> [TASK INSTRUCTIONS]: Pull every line containing the word "this" from the records.

[Dataset listings of figures]
· · ·

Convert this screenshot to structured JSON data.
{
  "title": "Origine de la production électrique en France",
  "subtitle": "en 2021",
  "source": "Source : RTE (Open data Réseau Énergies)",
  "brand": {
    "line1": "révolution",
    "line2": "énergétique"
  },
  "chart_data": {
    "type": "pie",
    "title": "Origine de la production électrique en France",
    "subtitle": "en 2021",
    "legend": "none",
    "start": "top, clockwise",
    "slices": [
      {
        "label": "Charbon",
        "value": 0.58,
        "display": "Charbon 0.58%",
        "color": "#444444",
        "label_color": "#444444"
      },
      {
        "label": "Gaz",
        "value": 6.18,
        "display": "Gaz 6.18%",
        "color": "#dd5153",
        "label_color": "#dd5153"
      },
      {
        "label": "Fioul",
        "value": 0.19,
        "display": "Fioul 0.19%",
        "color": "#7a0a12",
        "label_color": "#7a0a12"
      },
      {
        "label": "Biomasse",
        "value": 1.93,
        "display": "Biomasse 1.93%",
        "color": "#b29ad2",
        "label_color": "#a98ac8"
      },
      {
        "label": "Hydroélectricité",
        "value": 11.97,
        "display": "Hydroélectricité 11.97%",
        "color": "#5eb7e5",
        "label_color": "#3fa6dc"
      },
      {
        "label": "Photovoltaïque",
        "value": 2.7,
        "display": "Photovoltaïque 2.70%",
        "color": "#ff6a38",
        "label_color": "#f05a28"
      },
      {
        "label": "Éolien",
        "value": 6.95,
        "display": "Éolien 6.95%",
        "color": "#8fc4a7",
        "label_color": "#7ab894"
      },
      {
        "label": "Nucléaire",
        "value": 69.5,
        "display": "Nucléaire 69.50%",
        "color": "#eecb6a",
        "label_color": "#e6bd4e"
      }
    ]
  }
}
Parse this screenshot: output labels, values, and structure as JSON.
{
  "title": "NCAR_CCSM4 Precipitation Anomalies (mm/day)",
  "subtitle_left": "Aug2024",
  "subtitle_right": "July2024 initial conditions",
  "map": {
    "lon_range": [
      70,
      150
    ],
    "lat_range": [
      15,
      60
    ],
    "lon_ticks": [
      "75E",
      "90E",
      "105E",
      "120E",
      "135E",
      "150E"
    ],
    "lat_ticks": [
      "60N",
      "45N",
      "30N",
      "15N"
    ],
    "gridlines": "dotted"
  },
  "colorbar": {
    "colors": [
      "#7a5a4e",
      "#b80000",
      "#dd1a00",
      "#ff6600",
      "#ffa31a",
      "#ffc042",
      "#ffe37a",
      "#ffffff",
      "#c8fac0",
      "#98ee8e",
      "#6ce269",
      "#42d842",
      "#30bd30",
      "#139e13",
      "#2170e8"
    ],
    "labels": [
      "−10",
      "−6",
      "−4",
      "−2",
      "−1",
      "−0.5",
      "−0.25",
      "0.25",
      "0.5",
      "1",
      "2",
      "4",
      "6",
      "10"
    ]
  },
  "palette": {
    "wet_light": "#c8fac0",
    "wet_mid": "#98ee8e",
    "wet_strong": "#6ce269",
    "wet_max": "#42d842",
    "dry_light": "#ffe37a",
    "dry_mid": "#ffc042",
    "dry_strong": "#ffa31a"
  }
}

· · ·

> [WORKED SOLUTION]:
Convert this screenshot to structured JSON data.
Parse this screenshot: output labels, values, and structure as JSON.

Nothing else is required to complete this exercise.